> **Text**
= Beginning of Section =

Eight Easy Steps for Tool Maintenance

1. When you are done using your tools always clean them. Keep a bristled brush by the outdoor faucet. Attach a zip tie to it and let it hang by the faucet during the gardening season. You will always have it hand when you need it. Brush off any dirt and hose off tools after each use.
2. Fill a bucket (large pot or 5-gallon bucket) with dry sand. Mix vegetable oil in the sand until it is moist. Other oils can be used, but remember, these tools are going to be put back into the soil that you will be growing your food in. So use an oil that you would not mind your food in. The oil gives a protective coating over the metal and prevents rusting.
3. You can keep the tools in the bucket for the gardening season, or all year long. If you want to hang them up on pegs for the winter, don’t let the metal part of the tools touch the ground, tools or other objects.  Make sure there is not any water on the tools and they have a coat of oil on them before hanging.

4. If you keep the tools in the bucket during the winter, wipe down the blades with a cloth in the springtime. They are ready to go. The sand and bucket can be used for more than one season, as long as the sand is clean and moist.
5. Many tools have wood handles that need to be oiled. Linseed oil is a great oil to use. It is good for the wood and protects it from rot and splintering. Oil the handles more if you live in a dry climate or notice they are drying out.
6. To oil the handles, wipe a liberal amount over the wood. Let it soak for about 20 minutes and wipe with a clean cloth. When using linseed oil, lay out the cloth flat and let it dry completely. Linseed, along with other oils, can instantaneously combust if left on wadded up rags.
7. Create a tool maintenance schedule. Once a month check for splintering, dullness of blades, or failing parts.
8. Set aside a space for your tools. Hang pegs on the wall, know what tools you own, have a bucket of sand/oil nearby and a shelf to keep oils and rags on hand.

TIP- Boiled linseed oil is made from flax seeds. The only other ingredient added is the solvent that keeps the oil in liquid form. This solvent evaporates after being used.

Pruning Tools

1. To remove sap from tools use lighter fluid, rinse and dry.
2. Wipe pruning tool down with a disposable bleach wipe to prevent the spread of fungus and bacteria to other plants.

= End of Section =

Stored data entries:
= Beginning of Section =

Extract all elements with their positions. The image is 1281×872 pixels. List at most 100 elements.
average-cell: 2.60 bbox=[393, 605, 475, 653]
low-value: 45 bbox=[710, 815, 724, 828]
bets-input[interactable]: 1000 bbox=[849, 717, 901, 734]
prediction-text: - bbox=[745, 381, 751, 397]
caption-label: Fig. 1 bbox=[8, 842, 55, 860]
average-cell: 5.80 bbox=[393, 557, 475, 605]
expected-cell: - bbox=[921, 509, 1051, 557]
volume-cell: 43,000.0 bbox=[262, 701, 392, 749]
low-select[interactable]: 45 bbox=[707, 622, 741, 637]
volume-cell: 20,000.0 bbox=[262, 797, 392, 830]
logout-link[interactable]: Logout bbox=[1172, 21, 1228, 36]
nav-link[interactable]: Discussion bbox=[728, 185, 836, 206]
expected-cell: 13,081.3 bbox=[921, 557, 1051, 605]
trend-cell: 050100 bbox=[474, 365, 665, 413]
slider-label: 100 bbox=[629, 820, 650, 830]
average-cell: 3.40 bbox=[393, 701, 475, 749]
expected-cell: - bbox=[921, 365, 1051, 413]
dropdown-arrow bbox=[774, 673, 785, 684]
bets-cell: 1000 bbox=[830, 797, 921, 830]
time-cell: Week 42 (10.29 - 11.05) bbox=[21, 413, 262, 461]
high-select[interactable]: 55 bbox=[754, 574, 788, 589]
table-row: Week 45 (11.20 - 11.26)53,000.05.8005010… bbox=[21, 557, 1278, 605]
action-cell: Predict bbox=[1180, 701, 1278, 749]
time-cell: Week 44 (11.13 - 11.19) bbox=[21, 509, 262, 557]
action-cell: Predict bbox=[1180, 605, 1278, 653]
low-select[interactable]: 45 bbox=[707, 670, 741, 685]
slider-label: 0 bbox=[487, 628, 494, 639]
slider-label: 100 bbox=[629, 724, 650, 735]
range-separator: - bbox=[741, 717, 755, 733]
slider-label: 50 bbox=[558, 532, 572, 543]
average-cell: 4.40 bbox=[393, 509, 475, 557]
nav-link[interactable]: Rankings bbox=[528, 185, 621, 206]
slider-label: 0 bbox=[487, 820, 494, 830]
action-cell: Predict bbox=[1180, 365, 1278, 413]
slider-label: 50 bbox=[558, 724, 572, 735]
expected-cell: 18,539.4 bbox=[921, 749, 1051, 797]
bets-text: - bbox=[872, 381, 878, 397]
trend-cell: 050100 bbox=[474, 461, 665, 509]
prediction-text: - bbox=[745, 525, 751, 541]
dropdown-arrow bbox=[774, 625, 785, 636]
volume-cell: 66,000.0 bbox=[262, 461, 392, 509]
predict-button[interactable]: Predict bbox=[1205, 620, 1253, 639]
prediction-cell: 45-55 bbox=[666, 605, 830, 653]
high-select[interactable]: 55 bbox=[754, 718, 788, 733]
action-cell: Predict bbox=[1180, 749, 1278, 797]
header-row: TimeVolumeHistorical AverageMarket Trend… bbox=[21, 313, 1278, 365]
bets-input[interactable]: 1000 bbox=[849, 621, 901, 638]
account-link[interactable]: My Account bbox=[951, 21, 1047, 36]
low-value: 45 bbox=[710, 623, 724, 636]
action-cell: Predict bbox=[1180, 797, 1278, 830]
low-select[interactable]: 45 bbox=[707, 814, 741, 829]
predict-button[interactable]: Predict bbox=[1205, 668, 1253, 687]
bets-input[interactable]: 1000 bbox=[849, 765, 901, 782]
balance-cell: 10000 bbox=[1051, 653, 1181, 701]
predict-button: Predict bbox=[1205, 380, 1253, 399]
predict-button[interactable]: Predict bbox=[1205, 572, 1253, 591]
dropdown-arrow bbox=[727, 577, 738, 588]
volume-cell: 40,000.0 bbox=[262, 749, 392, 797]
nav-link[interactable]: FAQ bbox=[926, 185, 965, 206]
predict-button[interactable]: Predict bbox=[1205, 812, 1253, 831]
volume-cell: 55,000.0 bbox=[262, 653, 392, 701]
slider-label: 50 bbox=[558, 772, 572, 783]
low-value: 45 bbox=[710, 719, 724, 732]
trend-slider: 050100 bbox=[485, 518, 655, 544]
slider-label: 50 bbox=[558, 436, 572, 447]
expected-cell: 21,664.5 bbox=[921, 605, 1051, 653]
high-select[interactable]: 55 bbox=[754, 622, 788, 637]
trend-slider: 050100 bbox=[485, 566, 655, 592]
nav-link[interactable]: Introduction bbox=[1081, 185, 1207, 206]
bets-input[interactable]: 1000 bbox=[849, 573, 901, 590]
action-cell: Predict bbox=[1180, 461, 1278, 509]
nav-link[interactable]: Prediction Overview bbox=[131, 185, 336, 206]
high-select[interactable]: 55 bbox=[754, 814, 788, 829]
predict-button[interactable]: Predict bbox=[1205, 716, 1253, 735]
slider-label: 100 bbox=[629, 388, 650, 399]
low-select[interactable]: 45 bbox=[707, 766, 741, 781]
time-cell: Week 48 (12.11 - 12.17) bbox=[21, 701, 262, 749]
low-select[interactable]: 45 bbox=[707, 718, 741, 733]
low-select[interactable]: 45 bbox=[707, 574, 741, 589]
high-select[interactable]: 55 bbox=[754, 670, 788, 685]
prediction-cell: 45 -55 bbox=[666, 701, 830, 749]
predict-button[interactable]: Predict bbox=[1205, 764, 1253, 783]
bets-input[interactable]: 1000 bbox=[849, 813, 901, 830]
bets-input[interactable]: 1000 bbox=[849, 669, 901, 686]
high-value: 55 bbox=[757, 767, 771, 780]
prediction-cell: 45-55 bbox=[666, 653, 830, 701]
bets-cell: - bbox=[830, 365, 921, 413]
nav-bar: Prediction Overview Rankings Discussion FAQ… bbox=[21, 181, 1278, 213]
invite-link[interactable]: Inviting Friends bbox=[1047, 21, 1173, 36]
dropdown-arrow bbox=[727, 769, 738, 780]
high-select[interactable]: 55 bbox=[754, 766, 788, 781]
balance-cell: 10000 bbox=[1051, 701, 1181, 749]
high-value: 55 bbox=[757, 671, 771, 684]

= End of Section =

> **Work instruction A**
Answer these questions from the tool maintenance text:
(i) What should be attached to the bristled brush so it can hang by the outdoor faucet?
(ii) How long should oil soak into wooden handles before they are wiped with a clean cloth?
(iii) What is boiled linseed oil made from?
> **Work instruction B**
Please write what comes next in the tool maintenance text, picking up after its last line.
The data is not needed for anything here.

> **Final answer A**
(i) A zip tie
(ii) About 20 minutes
(iii) Flax seeds

> **Final answer B**
3. Use WD-40 to oil the springs and metal heads on tools.

TIP- Are your tools scattered everywhere? Are you running around the yard trying to find where you left your trowel? Here is a great set of gardening tools for yourself or as a gift for the gardener in your life. It has everything you need, all kept together in a storage tote.

Don’t throw away rusty tools

If you have tools with rust, not all is lost. Pour a mixture of 50% water and 50% vinegar in a bucket and allow to soak overnight. Take steel wool and with a circular motion, begin rubbing the rust off. When all the rust is removed, wash in soapy water, then rinse in clean water. Thoroughly dry with a cloth or by air. Rub the metal down with oil and hang. Another option is to invest in stainless steel tools. You still need to wash your tools, but it does make maintenance easier.

Just because gardening season is coming to an end, there are 24 ways to prepare for next years spring garden. With proper care and regular maintenance, your yard tool should last you for many seasons ahead if you winterize garden tools correctly and with care.

2 thoughts on “What No One Ever Told You About Winterizing Your Garden Tools”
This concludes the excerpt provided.